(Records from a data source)
====
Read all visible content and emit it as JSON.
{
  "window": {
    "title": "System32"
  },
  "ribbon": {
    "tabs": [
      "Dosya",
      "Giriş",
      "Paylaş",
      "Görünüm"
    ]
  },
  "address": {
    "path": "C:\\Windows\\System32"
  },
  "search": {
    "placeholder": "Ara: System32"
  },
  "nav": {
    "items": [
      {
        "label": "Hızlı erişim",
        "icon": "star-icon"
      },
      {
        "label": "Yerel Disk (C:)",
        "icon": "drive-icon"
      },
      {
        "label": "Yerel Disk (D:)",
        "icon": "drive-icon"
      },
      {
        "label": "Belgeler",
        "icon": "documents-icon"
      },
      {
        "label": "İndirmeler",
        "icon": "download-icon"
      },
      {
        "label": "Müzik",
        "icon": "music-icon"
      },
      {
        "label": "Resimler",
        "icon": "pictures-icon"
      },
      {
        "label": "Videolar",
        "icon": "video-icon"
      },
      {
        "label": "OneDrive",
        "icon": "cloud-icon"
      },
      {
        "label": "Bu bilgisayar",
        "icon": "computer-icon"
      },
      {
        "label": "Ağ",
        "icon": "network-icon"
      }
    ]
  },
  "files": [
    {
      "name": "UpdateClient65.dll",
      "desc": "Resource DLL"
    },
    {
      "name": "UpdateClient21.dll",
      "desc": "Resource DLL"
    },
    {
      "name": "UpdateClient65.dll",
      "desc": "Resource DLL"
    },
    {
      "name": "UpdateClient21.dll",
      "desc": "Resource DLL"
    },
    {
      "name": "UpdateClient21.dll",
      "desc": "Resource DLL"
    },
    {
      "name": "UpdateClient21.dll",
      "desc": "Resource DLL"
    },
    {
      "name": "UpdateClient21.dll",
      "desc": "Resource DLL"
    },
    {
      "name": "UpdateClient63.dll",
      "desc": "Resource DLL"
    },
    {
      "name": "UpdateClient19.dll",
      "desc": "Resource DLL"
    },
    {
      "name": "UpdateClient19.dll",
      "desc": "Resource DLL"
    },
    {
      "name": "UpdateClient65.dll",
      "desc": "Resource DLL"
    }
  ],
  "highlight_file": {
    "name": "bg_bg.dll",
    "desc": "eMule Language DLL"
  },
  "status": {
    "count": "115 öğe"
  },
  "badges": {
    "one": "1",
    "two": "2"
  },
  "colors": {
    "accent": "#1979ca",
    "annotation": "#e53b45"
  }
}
====
Given instruction: From the preceding material, extract every line exactly.

Answer in full:
Read all visible content and emit it as JSON.
{
  "window": {
    "title": "System32"
  },
  "ribbon": {
    "tabs": [
      "Dosya",
      "Giriş",
      "Paylaş",
      "Görünüm"
    ]
  },
  "address": {
    "path": "C:\\Windows\\System32"
  },
  "search": {
    "placeholder": "Ara: System32"
  },
  "nav": {
    "items": [
      {
        "label": "Hızlı erişim",
        "icon": "star-icon"
      },
      {
        "label": "Yerel Disk (C:)",
        "icon": "drive-icon"
      },
      {
        "label": "Yerel Disk (D:)",
        "icon": "drive-icon"
      },
      {
        "label": "Belgeler",
        "icon": "documents-icon"
      },
      {
        "label": "İndirmeler",
        "icon": "download-icon"
      },
      {
        "label": "Müzik",
        "icon": "music-icon"
      },
      {
        "label": "Resimler",
        "icon": "pictures-icon"
      },
      {
        "label": "Videolar",
        "icon": "video-icon"
      },
      {
        "label": "OneDrive",
        "icon": "cloud-icon"
      },
      {
        "label": "Bu bilgisayar",
        "icon": "computer-icon"
      },
      {
        "label": "Ağ",
        "icon": "network-icon"
      }
    ]
  },
  "files": [
    {
      "name": "UpdateClient65.dll",
      "desc": "Resource DLL"
    },
    {
      "name": "UpdateClient21.dll",
      "desc": "Resource DLL"
    },
    {
      "name": "UpdateClient65.dll",
      "desc": "Resource DLL"
    },
    {
      "name": "UpdateClient21.dll",
      "desc": "Resource DLL"
    },
    {
      "name": "UpdateClient21.dll",
      "desc": "Resource DLL"
    },
    {
      "name": "UpdateClient21.dll",
      "desc": "Resource DLL"
    },
    {
      "name": "UpdateClient21.dll",
      "desc": "Resource DLL"
    },
    {
      "name": "UpdateClient63.dll",
      "desc": "Resource DLL"
    },
    {
      "name": "UpdateClient19.dll",
      "desc": "Resource DLL"
    },
    {
      "name": "UpdateClient19.dll",
      "desc": "Resource DLL"
    },
    {
      "name": "UpdateClient65.dll",
      "desc": "Resource DLL"
    }
  ],
  "highlight_file": {
    "name": "bg_bg.dll",
    "desc": "eMule Language DLL"
  },
  "status": {
    "count": "115 öğe"
  },
  "badges": {
    "one": "1",
    "two": "2"
  },
  "colors": {
    "accent": "#1979ca",
    "annotation": "#e53b45"
  }
}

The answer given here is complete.